**DATA PROVIDED:**
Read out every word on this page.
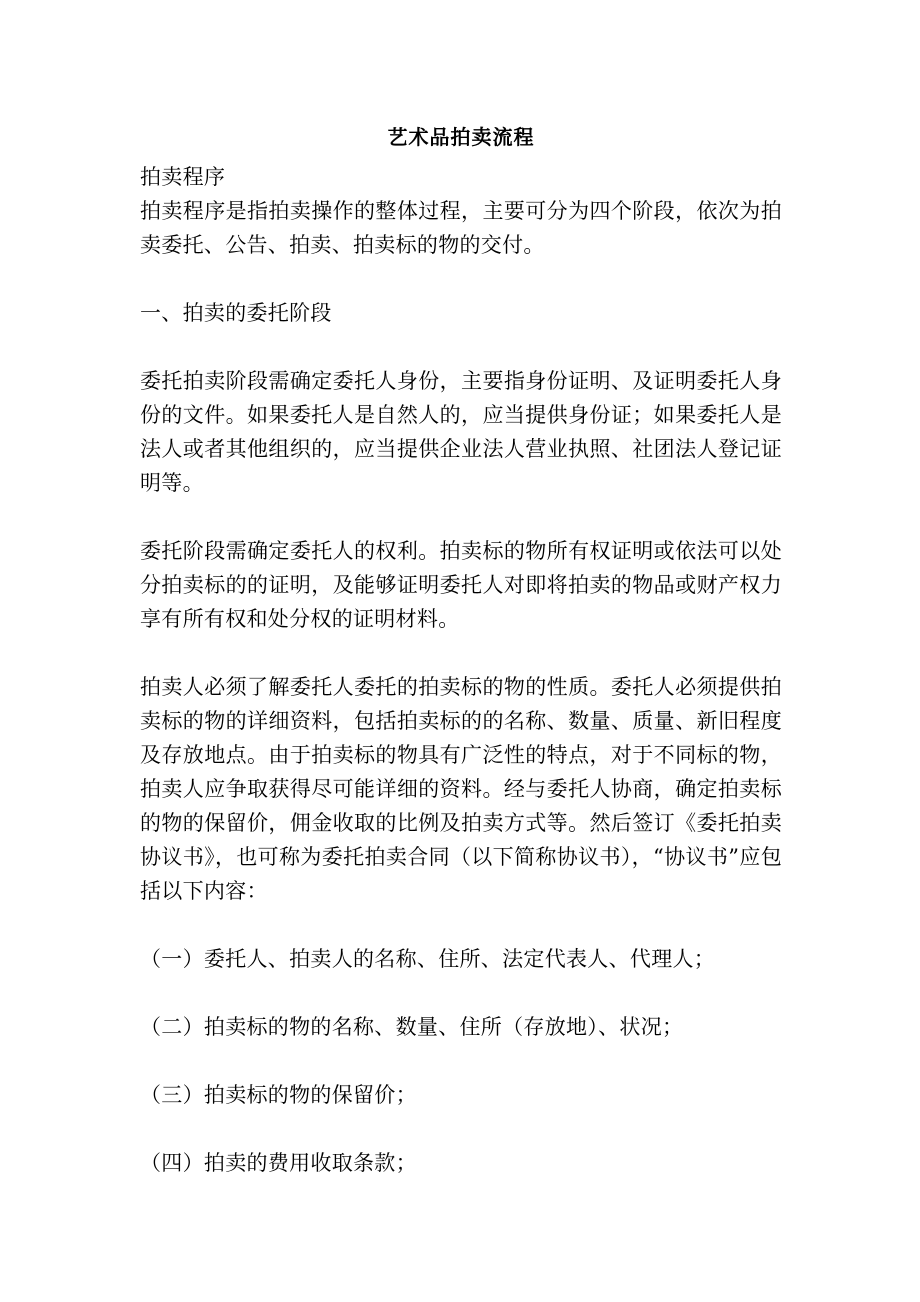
艺术品拍卖流程

拍卖程序

拍卖程序是指拍卖操作的整体过程，主要可分为四个阶段，依次为拍卖委托、公告、拍卖、拍卖标的物的交付。

一、拍卖的委托阶段

委托拍卖阶段需确定委托人身份，主要指身份证明、及证明委托人身份的文件。如果委托人是自然人的，应当提供身份证；如果委托人是法人或者其他组织的，应当提供企业法人营业执照、社团法人登记证明等。

委托阶段需确定委托人的权利。拍卖标的物所有权证明或依法可以处分拍卖标的的证明，及能够证明委托人对即将拍卖的物品或财产权力享有所有权和处分权的证明材料。

拍卖人必须了解委托人委托的拍卖标的物的性质。委托人必须提供拍卖标的物的详细资料，包括拍卖标的的名称、数量、质量、新旧程度及存放地点。由于拍卖标的物具有广泛性的特点，对于不同标的物，拍卖人应争取获得尽可能详细的资料。经与委托人协商，确定拍卖标的物的保留价，佣金收取的比例及拍卖方式等。然后签订《委托拍卖协议书》，也可称为委托拍卖合同（以下简称协议书），“协议书”应包括以下内容：

（一）委托人、拍卖人的名称、住所、法定代表人、代理人；

（二）拍卖标的物的名称、数量、住所（存放地）、状况；

（三）拍卖标的物的保留价；

（四）拍卖的费用收取条款；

**WHAT TO WORK ON:** Transcribe the listing in full. Omit the pictures and keep every line exact.

**RIGHT ANSWER:**
Read out every word on this page.
艺术品拍卖流程

拍卖程序

拍卖程序是指拍卖操作的整体过程，主要可分为四个阶段，依次为拍卖委托、公告、拍卖、拍卖标的物的交付。

一、拍卖的委托阶段

委托拍卖阶段需确定委托人身份，主要指身份证明、及证明委托人身份的文件。如果委托人是自然人的，应当提供身份证；如果委托人是法人或者其他组织的，应当提供企业法人营业执照、社团法人登记证明等。

委托阶段需确定委托人的权利。拍卖标的物所有权证明或依法可以处分拍卖标的的证明，及能够证明委托人对即将拍卖的物品或财产权力享有所有权和处分权的证明材料。

拍卖人必须了解委托人委托的拍卖标的物的性质。委托人必须提供拍卖标的物的详细资料，包括拍卖标的的名称、数量、质量、新旧程度及存放地点。由于拍卖标的物具有广泛性的特点，对于不同标的物，拍卖人应争取获得尽可能详细的资料。经与委托人协商，确定拍卖标的物的保留价，佣金收取的比例及拍卖方式等。然后签订《委托拍卖协议书》，也可称为委托拍卖合同（以下简称协议书），“协议书”应包括以下内容：

（一）委托人、拍卖人的名称、住所、法定代表人、代理人；

（二）拍卖标的物的名称、数量、住所（存放地）、状况；

（三）拍卖标的物的保留价；

（四）拍卖的费用收取条款；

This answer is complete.